[begin DATA FOR THE TASK]

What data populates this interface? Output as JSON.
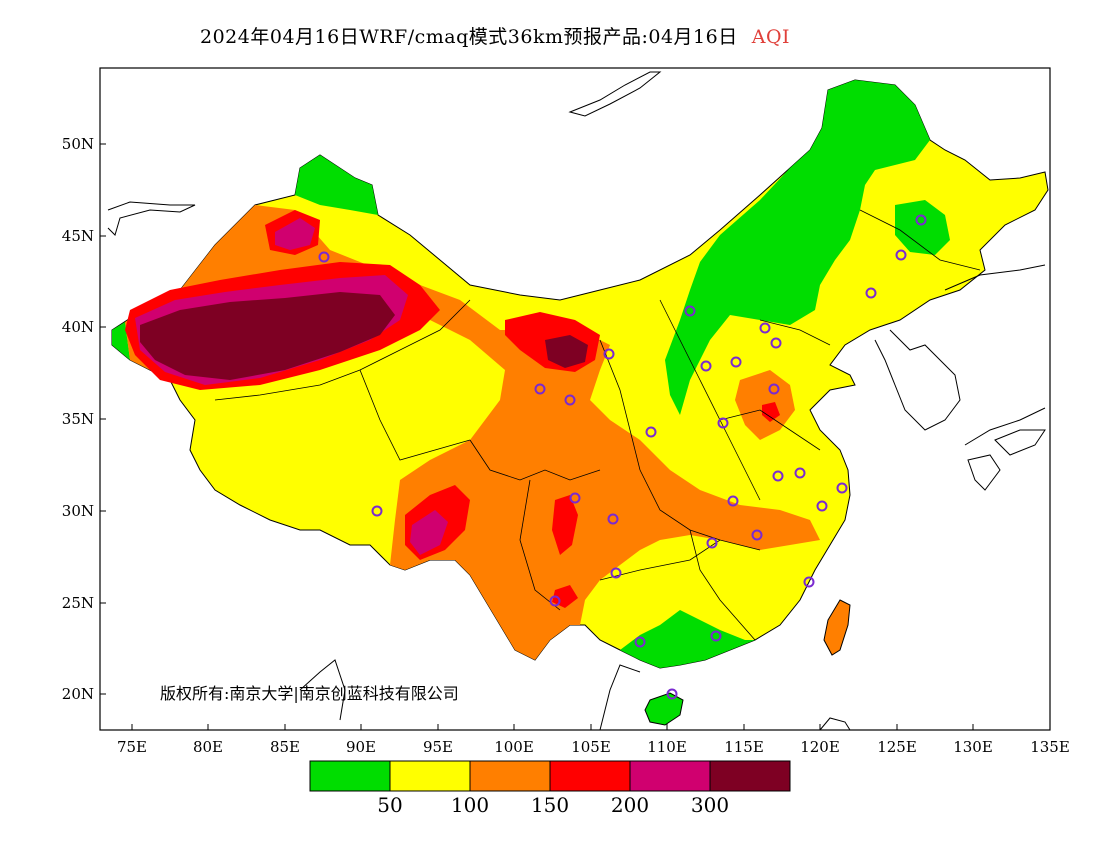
{
  "title": {
    "main": "2024年04月16日WRF/cmaq模式36km预报产品:04月16日",
    "parameter": "AQI"
  },
  "axes": {
    "y_labels": [
      "50N",
      "45N",
      "40N",
      "35N",
      "30N",
      "25N",
      "20N"
    ],
    "x_labels": [
      "75E",
      "80E",
      "85E",
      "90E",
      "95E",
      "100E",
      "105E",
      "110E",
      "115E",
      "120E",
      "125E",
      "130E",
      "135E"
    ]
  },
  "copyright": "版权所有:南京大学|南京创蓝科技有限公司",
  "legend": {
    "colors": [
      "#00dd00",
      "#ffff00",
      "#ff7f00",
      "#ff0000",
      "#d0006f",
      "#7e0023"
    ],
    "labels": [
      "50",
      "100",
      "150",
      "200",
      "300"
    ]
  },
  "regions": {
    "land_fill": "#ffff00",
    "good_fill": "#00dd00",
    "moderate_fill": "#ff7f00",
    "unhealthy_fill": "#ff0000",
    "very_unhealthy_fill": "#d0006f",
    "hazardous_fill": "#7e0023"
  },
  "station_marker_color": "#7a2ad0"
}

[end DATA FOR THE TASK]

▶ _WORK TO COMPLETE_: Output every entry verbatim. Pictures do not belong in the copy.

▶ _SOLUTION_:
What data populates this interface? Output as JSON.
{
  "title": {
    "main": "2024年04月16日WRF/cmaq模式36km预报产品:04月16日",
    "parameter": "AQI"
  },
  "axes": {
    "y_labels": [
      "50N",
      "45N",
      "40N",
      "35N",
      "30N",
      "25N",
      "20N"
    ],
    "x_labels": [
      "75E",
      "80E",
      "85E",
      "90E",
      "95E",
      "100E",
      "105E",
      "110E",
      "115E",
      "120E",
      "125E",
      "130E",
      "135E"
    ]
  },
  "copyright": "版权所有:南京大学|南京创蓝科技有限公司",
  "legend": {
    "colors": [
      "#00dd00",
      "#ffff00",
      "#ff7f00",
      "#ff0000",
      "#d0006f",
      "#7e0023"
    ],
    "labels": [
      "50",
      "100",
      "150",
      "200",
      "300"
    ]
  },
  "regions": {
    "land_fill": "#ffff00",
    "good_fill": "#00dd00",
    "moderate_fill": "#ff7f00",
    "unhealthy_fill": "#ff0000",
    "very_unhealthy_fill": "#d0006f",
    "hazardous_fill": "#7e0023"
  },
  "station_marker_color": "#7a2ad0"
}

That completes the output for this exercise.